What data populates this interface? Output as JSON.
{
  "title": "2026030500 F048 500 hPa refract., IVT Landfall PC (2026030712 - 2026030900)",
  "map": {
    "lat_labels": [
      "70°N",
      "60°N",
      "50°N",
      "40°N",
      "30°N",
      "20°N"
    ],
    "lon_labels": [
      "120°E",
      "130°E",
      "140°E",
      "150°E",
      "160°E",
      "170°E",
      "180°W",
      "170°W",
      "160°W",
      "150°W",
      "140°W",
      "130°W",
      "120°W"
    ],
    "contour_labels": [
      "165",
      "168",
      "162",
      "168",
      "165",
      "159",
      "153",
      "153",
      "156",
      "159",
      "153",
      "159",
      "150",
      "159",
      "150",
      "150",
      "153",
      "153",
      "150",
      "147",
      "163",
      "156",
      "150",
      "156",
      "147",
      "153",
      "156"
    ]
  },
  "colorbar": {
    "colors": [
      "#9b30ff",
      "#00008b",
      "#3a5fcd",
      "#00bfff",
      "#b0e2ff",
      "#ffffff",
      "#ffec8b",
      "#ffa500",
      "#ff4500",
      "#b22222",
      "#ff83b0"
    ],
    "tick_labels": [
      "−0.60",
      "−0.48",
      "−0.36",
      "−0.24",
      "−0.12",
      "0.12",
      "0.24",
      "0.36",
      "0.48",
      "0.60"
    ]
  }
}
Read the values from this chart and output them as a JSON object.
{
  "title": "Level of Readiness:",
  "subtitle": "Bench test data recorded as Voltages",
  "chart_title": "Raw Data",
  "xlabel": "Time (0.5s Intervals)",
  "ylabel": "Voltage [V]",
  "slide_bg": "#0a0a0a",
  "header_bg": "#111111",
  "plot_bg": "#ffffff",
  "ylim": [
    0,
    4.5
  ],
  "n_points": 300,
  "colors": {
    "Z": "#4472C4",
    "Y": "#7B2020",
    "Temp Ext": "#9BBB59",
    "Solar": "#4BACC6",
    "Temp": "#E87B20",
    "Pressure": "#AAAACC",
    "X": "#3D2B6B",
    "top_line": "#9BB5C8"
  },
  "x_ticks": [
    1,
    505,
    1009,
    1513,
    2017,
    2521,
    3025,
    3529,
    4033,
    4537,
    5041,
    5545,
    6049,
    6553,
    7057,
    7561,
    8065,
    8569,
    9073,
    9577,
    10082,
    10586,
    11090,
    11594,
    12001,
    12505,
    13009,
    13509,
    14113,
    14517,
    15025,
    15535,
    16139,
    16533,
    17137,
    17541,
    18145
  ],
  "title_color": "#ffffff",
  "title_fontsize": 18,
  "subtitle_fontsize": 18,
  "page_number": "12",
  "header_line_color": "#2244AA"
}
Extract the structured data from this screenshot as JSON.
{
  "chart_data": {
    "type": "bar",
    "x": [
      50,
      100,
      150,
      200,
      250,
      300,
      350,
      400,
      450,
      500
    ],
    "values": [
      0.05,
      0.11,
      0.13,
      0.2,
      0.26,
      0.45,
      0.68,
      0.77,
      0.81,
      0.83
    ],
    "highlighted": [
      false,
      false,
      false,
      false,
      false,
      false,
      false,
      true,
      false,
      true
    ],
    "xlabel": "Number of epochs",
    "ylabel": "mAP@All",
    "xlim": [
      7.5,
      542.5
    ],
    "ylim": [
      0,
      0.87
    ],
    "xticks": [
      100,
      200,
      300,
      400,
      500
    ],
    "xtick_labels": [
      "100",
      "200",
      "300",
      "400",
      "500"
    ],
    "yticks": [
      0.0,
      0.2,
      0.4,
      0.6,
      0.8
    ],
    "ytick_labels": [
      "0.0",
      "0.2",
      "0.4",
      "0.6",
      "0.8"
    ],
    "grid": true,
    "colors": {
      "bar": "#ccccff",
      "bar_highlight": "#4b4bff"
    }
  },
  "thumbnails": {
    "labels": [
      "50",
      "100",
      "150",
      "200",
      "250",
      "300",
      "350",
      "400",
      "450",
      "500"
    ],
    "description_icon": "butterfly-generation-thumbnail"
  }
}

Stated problem
From the listing above, extract all records word for word.

Full solution
What data populates this interface? Output as JSON.
{
  "title": "2026030500 F048 500 hPa refract., IVT Landfall PC (2026030712 - 2026030900)",
  "map": {
    "lat_labels": [
      "70°N",
      "60°N",
      "50°N",
      "40°N",
      "30°N",
      "20°N"
    ],
    "lon_labels": [
      "120°E",
      "130°E",
      "140°E",
      "150°E",
      "160°E",
      "170°E",
      "180°W",
      "170°W",
      "160°W",
      "150°W",
      "140°W",
      "130°W",
      "120°W"
    ],
    "contour_labels": [
      "165",
      "168",
      "162",
      "168",
      "165",
      "159",
      "153",
      "153",
      "156",
      "159",
      "153",
      "159",
      "150",
      "159",
      "150",
      "150",
      "153",
      "153",
      "150",
      "147",
      "163",
      "156",
      "150",
      "156",
      "147",
      "153",
      "156"
    ]
  },
  "colorbar": {
    "colors": [
      "#9b30ff",
      "#00008b",
      "#3a5fcd",
      "#00bfff",
      "#b0e2ff",
      "#ffffff",
      "#ffec8b",
      "#ffa500",
      "#ff4500",
      "#b22222",
      "#ff83b0"
    ],
    "tick_labels": [
      "−0.60",
      "−0.48",
      "−0.36",
      "−0.24",
      "−0.12",
      "0.12",
      "0.24",
      "0.36",
      "0.48",
      "0.60"
    ]
  }
}
Read the values from this chart and output them as a JSON object.
{
  "title": "Level of Readiness:",
  "subtitle": "Bench test data recorded as Voltages",
  "chart_title": "Raw Data",
  "xlabel": "Time (0.5s Intervals)",
  "ylabel": "Voltage [V]",
  "slide_bg": "#0a0a0a",
  "header_bg": "#111111",
  "plot_bg": "#ffffff",
  "ylim": [
    0,
    4.5
  ],
  "n_points": 300,
  "colors": {
    "Z": "#4472C4",
    "Y": "#7B2020",
    "Temp Ext": "#9BBB59",
    "Solar": "#4BACC6",
    "Temp": "#E87B20",
    "Pressure": "#AAAACC",
    "X": "#3D2B6B",
    "top_line": "#9BB5C8"
  },
  "x_ticks": [
    1,
    505,
    1009,
    1513,
    2017,
    2521,
    3025,
    3529,
    4033,
    4537,
    5041,
    5545,
    6049,
    6553,
    7057,
    7561,
    8065,
    8569,
    9073,
    9577,
    10082,
    10586,
    11090,
    11594,
    12001,
    12505,
    13009,
    13509,
    14113,
    14517,
    15025,
    15535,
    16139,
    16533,
    17137,
    17541,
    18145
  ],
  "title_color": "#ffffff",
  "title_fontsize": 18,
  "subtitle_fontsize": 18,
  "page_number": "12",
  "header_line_color": "#2244AA"
}
Extract the structured data from this screenshot as JSON.
{
  "chart_data": {
    "type": "bar",
    "x": [
      50,
      100,
      150,
      200,
      250,
      300,
      350,
      400,
      450,
      500
    ],
    "values": [
      0.05,
      0.11,
      0.13,
      0.2,
      0.26,
      0.45,
      0.68,
      0.77,
      0.81,
      0.83
    ],
    "highlighted": [
      false,
      false,
      false,
      false,
      false,
      false,
      false,
      true,
      false,
      true
    ],
    "xlabel": "Number of epochs",
    "ylabel": "mAP@All",
    "xlim": [
      7.5,
      542.5
    ],
    "ylim": [
      0,
      0.87
    ],
    "xticks": [
      100,
      200,
      300,
      400,
      500
    ],
    "xtick_labels": [
      "100",
      "200",
      "300",
      "400",
      "500"
    ],
    "yticks": [
      0.0,
      0.2,
      0.4,
      0.6,
      0.8
    ],
    "ytick_labels": [
      "0.0",
      "0.2",
      "0.4",
      "0.6",
      "0.8"
    ],
    "grid": true,
    "colors": {
      "bar": "#ccccff",
      "bar_highlight": "#4b4bff"
    }
  },
  "thumbnails": {
    "labels": [
      "50",
      "100",
      "150",
      "200",
      "250",
      "300",
      "350",
      "400",
      "450",
      "500"
    ],
    "description_icon": "butterfly-generation-thumbnail"
  }
}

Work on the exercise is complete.